■ **DESCRIPTION OF THE TASK**: Repeat the data that follows, word for word, without the images.

■ **DATA EXTRACT**:
* * * * * * * * *
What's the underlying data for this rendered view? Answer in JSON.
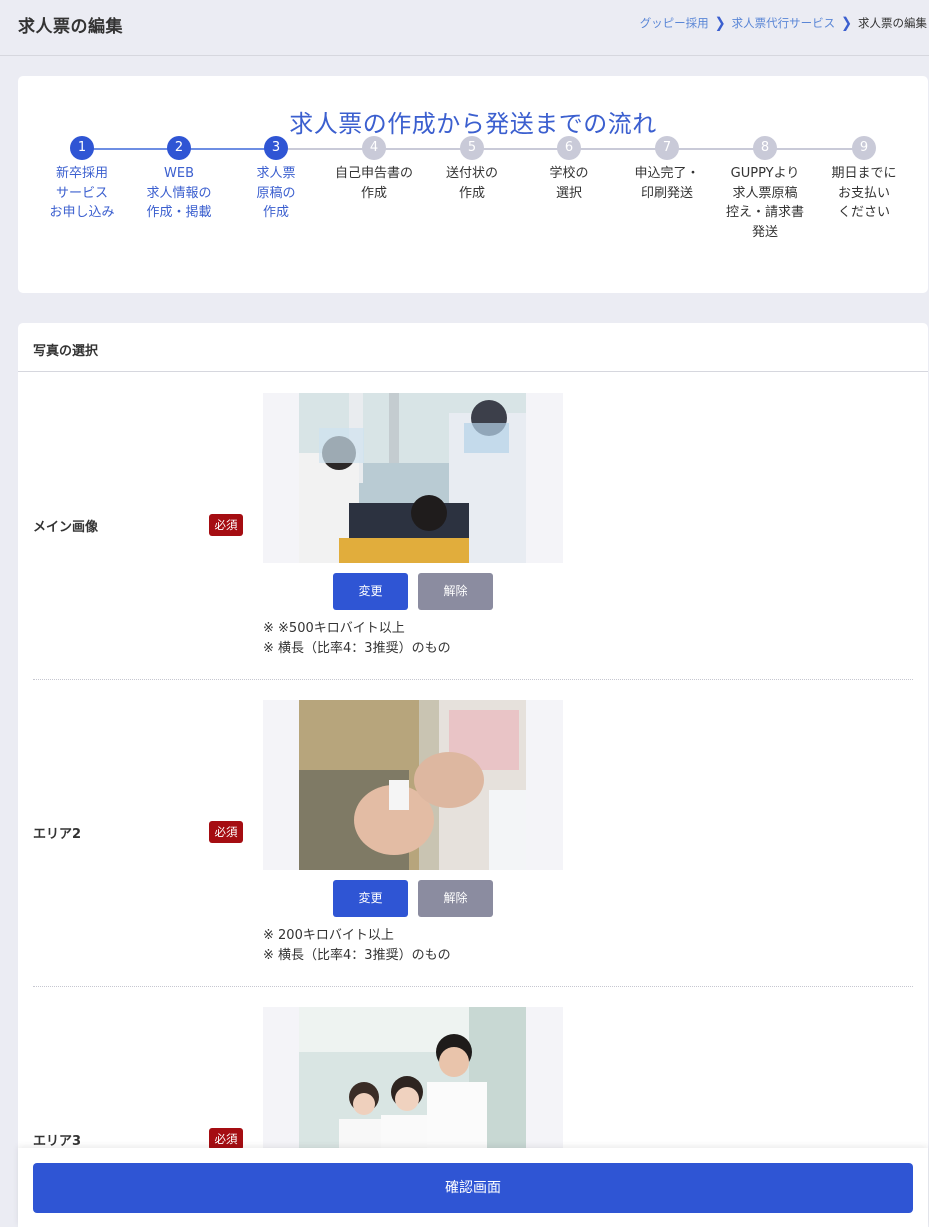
{
  "header": {
    "title": "求人票の編集",
    "breadcrumb": [
      "グッピー採用",
      "求人票代行サービス",
      "求人票の編集"
    ]
  },
  "flow": {
    "title": "求人票の作成から発送までの流れ",
    "steps": [
      {
        "num": "1",
        "label": "新卒採用\nサービス\nお申し込み",
        "status": "done"
      },
      {
        "num": "2",
        "label": "WEB\n求人情報の\n作成・掲載",
        "status": "done"
      },
      {
        "num": "3",
        "label": "求人票\n原稿の\n作成",
        "status": "done"
      },
      {
        "num": "4",
        "label": "自己申告書の\n作成",
        "status": "todo"
      },
      {
        "num": "5",
        "label": "送付状の\n作成",
        "status": "todo"
      },
      {
        "num": "6",
        "label": "学校の\n選択",
        "status": "todo"
      },
      {
        "num": "7",
        "label": "申込完了・\n印刷発送",
        "status": "todo"
      },
      {
        "num": "8",
        "label": "GUPPYより\n求人票原稿\n控え・請求書\n発送",
        "status": "todo"
      },
      {
        "num": "9",
        "label": "期日までに\nお支払い\nください",
        "status": "todo"
      }
    ]
  },
  "photos": {
    "section_title": "写真の選択",
    "required_label": "必須",
    "change_label": "変更",
    "clear_label": "解除",
    "rows": [
      {
        "label": "メイン画像",
        "image": "dental-treatment-photo",
        "notes": [
          "※ ※500キロバイト以上",
          "※ 横長（比率4：3推奨）のもの"
        ]
      },
      {
        "label": "エリア2",
        "image": "dental-instrument-photo",
        "notes": [
          "※ 200キロバイト以上",
          "※ 横長（比率4：3推奨）のもの"
        ]
      },
      {
        "label": "エリア3",
        "image": "staff-group-photo",
        "notes": []
      }
    ]
  },
  "footer": {
    "confirm_label": "確認画面"
  },
  "colors": {
    "primary": "#2f55d4",
    "accent_text": "#3b5fcf",
    "required": "#a50d12",
    "inactive": "#c9cad8",
    "background": "#ebecf3"
  }
}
* * * * * * * * *
■ **SOLUTION TO THE PROBLEM**:
What's the underlying data for this rendered view? Answer in JSON.
{
  "header": {
    "title": "求人票の編集",
    "breadcrumb": [
      "グッピー採用",
      "求人票代行サービス",
      "求人票の編集"
    ]
  },
  "flow": {
    "title": "求人票の作成から発送までの流れ",
    "steps": [
      {
        "num": "1",
        "label": "新卒採用\nサービス\nお申し込み",
        "status": "done"
      },
      {
        "num": "2",
        "label": "WEB\n求人情報の\n作成・掲載",
        "status": "done"
      },
      {
        "num": "3",
        "label": "求人票\n原稿の\n作成",
        "status": "done"
      },
      {
        "num": "4",
        "label": "自己申告書の\n作成",
        "status": "todo"
      },
      {
        "num": "5",
        "label": "送付状の\n作成",
        "status": "todo"
      },
      {
        "num": "6",
        "label": "学校の\n選択",
        "status": "todo"
      },
      {
        "num": "7",
        "label": "申込完了・\n印刷発送",
        "status": "todo"
      },
      {
        "num": "8",
        "label": "GUPPYより\n求人票原稿\n控え・請求書\n発送",
        "status": "todo"
      },
      {
        "num": "9",
        "label": "期日までに\nお支払い\nください",
        "status": "todo"
      }
    ]
  },
  "photos": {
    "section_title": "写真の選択",
    "required_label": "必須",
    "change_label": "変更",
    "clear_label": "解除",
    "rows": [
      {
        "label": "メイン画像",
        "image": "dental-treatment-photo",
        "notes": [
          "※ ※500キロバイト以上",
          "※ 横長（比率4：3推奨）のもの"
        ]
      },
      {
        "label": "エリア2",
        "image": "dental-instrument-photo",
        "notes": [
          "※ 200キロバイト以上",
          "※ 横長（比率4：3推奨）のもの"
        ]
      },
      {
        "label": "エリア3",
        "image": "staff-group-photo",
        "notes": []
      }
    ]
  },
  "footer": {
    "confirm_label": "確認画面"
  },
  "colors": {
    "primary": "#2f55d4",
    "accent_text": "#3b5fcf",
    "required": "#a50d12",
    "inactive": "#c9cad8",
    "background": "#ebecf3"
  }
}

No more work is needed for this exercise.